Exercise objective
Please write out the material that follows, exactly as it stands.
** START Input data **
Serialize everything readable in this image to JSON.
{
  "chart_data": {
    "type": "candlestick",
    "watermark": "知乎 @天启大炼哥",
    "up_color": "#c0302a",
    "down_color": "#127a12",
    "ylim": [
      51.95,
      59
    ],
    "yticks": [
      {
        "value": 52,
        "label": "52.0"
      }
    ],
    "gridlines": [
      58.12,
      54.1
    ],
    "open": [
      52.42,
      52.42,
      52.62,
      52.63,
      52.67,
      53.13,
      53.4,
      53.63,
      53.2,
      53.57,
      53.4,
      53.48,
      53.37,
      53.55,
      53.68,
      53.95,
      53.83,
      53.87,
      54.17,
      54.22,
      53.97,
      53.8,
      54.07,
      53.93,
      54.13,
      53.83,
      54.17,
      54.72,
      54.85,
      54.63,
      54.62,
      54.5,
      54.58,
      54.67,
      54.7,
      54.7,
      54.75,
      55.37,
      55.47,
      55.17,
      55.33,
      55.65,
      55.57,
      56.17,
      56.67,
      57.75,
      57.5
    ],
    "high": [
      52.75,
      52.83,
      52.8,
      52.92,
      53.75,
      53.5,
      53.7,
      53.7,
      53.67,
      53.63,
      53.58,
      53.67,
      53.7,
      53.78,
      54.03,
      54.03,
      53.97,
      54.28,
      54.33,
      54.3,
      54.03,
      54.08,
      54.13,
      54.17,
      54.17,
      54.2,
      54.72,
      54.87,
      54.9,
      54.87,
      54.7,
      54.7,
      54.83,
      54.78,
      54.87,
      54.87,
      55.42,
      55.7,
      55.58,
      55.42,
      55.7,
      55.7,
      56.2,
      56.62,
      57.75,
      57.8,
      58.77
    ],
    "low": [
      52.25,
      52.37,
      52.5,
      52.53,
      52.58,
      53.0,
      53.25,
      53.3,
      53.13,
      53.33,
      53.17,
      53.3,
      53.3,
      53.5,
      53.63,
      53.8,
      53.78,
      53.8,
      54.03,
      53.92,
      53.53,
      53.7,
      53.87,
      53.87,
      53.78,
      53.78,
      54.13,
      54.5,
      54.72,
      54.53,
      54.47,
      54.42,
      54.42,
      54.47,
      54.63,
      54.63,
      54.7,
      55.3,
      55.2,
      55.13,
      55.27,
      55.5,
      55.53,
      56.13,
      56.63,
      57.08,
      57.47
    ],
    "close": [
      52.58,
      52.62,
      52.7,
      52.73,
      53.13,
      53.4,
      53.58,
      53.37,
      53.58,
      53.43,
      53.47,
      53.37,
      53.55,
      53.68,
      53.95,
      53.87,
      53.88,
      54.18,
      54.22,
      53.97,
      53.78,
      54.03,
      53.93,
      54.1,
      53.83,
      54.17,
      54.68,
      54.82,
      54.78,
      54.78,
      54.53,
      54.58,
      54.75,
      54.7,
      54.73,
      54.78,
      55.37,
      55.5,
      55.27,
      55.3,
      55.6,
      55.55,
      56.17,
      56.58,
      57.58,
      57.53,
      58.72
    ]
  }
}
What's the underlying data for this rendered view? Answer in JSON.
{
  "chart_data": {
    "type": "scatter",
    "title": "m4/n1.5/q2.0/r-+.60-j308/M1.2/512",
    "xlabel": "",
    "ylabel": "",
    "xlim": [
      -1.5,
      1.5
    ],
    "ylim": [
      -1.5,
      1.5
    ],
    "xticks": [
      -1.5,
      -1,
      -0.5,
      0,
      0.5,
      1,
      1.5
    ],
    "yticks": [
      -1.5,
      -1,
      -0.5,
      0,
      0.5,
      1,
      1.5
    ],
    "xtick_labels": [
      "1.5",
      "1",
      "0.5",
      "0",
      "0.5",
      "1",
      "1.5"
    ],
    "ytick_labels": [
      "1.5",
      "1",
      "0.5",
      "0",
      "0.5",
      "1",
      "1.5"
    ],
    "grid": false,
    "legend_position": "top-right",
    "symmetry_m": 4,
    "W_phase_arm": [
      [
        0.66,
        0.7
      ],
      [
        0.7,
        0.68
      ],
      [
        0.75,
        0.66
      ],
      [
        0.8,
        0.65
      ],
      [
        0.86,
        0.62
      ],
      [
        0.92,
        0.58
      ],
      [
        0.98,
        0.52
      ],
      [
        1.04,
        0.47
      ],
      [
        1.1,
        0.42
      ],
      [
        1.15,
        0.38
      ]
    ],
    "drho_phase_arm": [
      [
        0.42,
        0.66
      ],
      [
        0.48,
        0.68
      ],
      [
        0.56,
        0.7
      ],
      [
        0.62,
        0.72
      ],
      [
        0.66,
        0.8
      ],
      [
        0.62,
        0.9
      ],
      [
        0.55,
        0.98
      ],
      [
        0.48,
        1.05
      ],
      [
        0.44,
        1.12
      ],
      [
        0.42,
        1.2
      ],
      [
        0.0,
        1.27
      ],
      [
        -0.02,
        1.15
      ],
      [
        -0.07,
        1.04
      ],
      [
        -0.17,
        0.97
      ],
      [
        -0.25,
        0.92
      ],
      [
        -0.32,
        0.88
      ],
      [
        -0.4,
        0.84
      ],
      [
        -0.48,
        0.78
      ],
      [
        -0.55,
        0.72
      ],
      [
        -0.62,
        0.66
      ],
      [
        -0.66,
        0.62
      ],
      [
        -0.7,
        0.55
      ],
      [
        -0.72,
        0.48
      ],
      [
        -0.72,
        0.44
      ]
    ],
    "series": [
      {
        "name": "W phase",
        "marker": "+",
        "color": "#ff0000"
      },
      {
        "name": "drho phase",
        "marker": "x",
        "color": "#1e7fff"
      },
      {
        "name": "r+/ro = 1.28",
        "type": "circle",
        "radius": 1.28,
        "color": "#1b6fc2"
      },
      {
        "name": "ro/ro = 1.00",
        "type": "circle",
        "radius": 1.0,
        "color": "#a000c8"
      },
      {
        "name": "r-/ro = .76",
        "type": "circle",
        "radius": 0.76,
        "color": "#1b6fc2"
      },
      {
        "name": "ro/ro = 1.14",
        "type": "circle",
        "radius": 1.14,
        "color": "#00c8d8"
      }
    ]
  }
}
** END Input data **
Result
Serialize everything readable in this image to JSON.
{
  "chart_data": {
    "type": "candlestick",
    "watermark": "知乎 @天启大炼哥",
    "up_color": "#c0302a",
    "down_color": "#127a12",
    "ylim": [
      51.95,
      59
    ],
    "yticks": [
      {
        "value": 52,
        "label": "52.0"
      }
    ],
    "gridlines": [
      58.12,
      54.1
    ],
    "open": [
      52.42,
      52.42,
      52.62,
      52.63,
      52.67,
      53.13,
      53.4,
      53.63,
      53.2,
      53.57,
      53.4,
      53.48,
      53.37,
      53.55,
      53.68,
      53.95,
      53.83,
      53.87,
      54.17,
      54.22,
      53.97,
      53.8,
      54.07,
      53.93,
      54.13,
      53.83,
      54.17,
      54.72,
      54.85,
      54.63,
      54.62,
      54.5,
      54.58,
      54.67,
      54.7,
      54.7,
      54.75,
      55.37,
      55.47,
      55.17,
      55.33,
      55.65,
      55.57,
      56.17,
      56.67,
      57.75,
      57.5
    ],
    "high": [
      52.75,
      52.83,
      52.8,
      52.92,
      53.75,
      53.5,
      53.7,
      53.7,
      53.67,
      53.63,
      53.58,
      53.67,
      53.7,
      53.78,
      54.03,
      54.03,
      53.97,
      54.28,
      54.33,
      54.3,
      54.03,
      54.08,
      54.13,
      54.17,
      54.17,
      54.2,
      54.72,
      54.87,
      54.9,
      54.87,
      54.7,
      54.7,
      54.83,
      54.78,
      54.87,
      54.87,
      55.42,
      55.7,
      55.58,
      55.42,
      55.7,
      55.7,
      56.2,
      56.62,
      57.75,
      57.8,
      58.77
    ],
    "low": [
      52.25,
      52.37,
      52.5,
      52.53,
      52.58,
      53.0,
      53.25,
      53.3,
      53.13,
      53.33,
      53.17,
      53.3,
      53.3,
      53.5,
      53.63,
      53.8,
      53.78,
      53.8,
      54.03,
      53.92,
      53.53,
      53.7,
      53.87,
      53.87,
      53.78,
      53.78,
      54.13,
      54.5,
      54.72,
      54.53,
      54.47,
      54.42,
      54.42,
      54.47,
      54.63,
      54.63,
      54.7,
      55.3,
      55.2,
      55.13,
      55.27,
      55.5,
      55.53,
      56.13,
      56.63,
      57.08,
      57.47
    ],
    "close": [
      52.58,
      52.62,
      52.7,
      52.73,
      53.13,
      53.4,
      53.58,
      53.37,
      53.58,
      53.43,
      53.47,
      53.37,
      53.55,
      53.68,
      53.95,
      53.87,
      53.88,
      54.18,
      54.22,
      53.97,
      53.78,
      54.03,
      53.93,
      54.1,
      53.83,
      54.17,
      54.68,
      54.82,
      54.78,
      54.78,
      54.53,
      54.58,
      54.75,
      54.7,
      54.73,
      54.78,
      55.37,
      55.5,
      55.27,
      55.3,
      55.6,
      55.55,
      56.17,
      56.58,
      57.58,
      57.53,
      58.72
    ]
  }
}
What's the underlying data for this rendered view? Answer in JSON.
{
  "chart_data": {
    "type": "scatter",
    "title": "m4/n1.5/q2.0/r-+.60-j308/M1.2/512",
    "xlabel": "",
    "ylabel": "",
    "xlim": [
      -1.5,
      1.5
    ],
    "ylim": [
      -1.5,
      1.5
    ],
    "xticks": [
      -1.5,
      -1,
      -0.5,
      0,
      0.5,
      1,
      1.5
    ],
    "yticks": [
      -1.5,
      -1,
      -0.5,
      0,
      0.5,
      1,
      1.5
    ],
    "xtick_labels": [
      "1.5",
      "1",
      "0.5",
      "0",
      "0.5",
      "1",
      "1.5"
    ],
    "ytick_labels": [
      "1.5",
      "1",
      "0.5",
      "0",
      "0.5",
      "1",
      "1.5"
    ],
    "grid": false,
    "legend_position": "top-right",
    "symmetry_m": 4,
    "W_phase_arm": [
      [
        0.66,
        0.7
      ],
      [
        0.7,
        0.68
      ],
      [
        0.75,
        0.66
      ],
      [
        0.8,
        0.65
      ],
      [
        0.86,
        0.62
      ],
      [
        0.92,
        0.58
      ],
      [
        0.98,
        0.52
      ],
      [
        1.04,
        0.47
      ],
      [
        1.1,
        0.42
      ],
      [
        1.15,
        0.38
      ]
    ],
    "drho_phase_arm": [
      [
        0.42,
        0.66
      ],
      [
        0.48,
        0.68
      ],
      [
        0.56,
        0.7
      ],
      [
        0.62,
        0.72
      ],
      [
        0.66,
        0.8
      ],
      [
        0.62,
        0.9
      ],
      [
        0.55,
        0.98
      ],
      [
        0.48,
        1.05
      ],
      [
        0.44,
        1.12
      ],
      [
        0.42,
        1.2
      ],
      [
        0.0,
        1.27
      ],
      [
        -0.02,
        1.15
      ],
      [
        -0.07,
        1.04
      ],
      [
        -0.17,
        0.97
      ],
      [
        -0.25,
        0.92
      ],
      [
        -0.32,
        0.88
      ],
      [
        -0.4,
        0.84
      ],
      [
        -0.48,
        0.78
      ],
      [
        -0.55,
        0.72
      ],
      [
        -0.62,
        0.66
      ],
      [
        -0.66,
        0.62
      ],
      [
        -0.7,
        0.55
      ],
      [
        -0.72,
        0.48
      ],
      [
        -0.72,
        0.44
      ]
    ],
    "series": [
      {
        "name": "W phase",
        "marker": "+",
        "color": "#ff0000"
      },
      {
        "name": "drho phase",
        "marker": "x",
        "color": "#1e7fff"
      },
      {
        "name": "r+/ro = 1.28",
        "type": "circle",
        "radius": 1.28,
        "color": "#1b6fc2"
      },
      {
        "name": "ro/ro = 1.00",
        "type": "circle",
        "radius": 1.0,
        "color": "#a000c8"
      },
      {
        "name": "r-/ro = .76",
        "type": "circle",
        "radius": 0.76,
        "color": "#1b6fc2"
      },
      {
        "name": "ro/ro = 1.14",
        "type": "circle",
        "radius": 1.14,
        "color": "#00c8d8"
      }
    ]
  }
}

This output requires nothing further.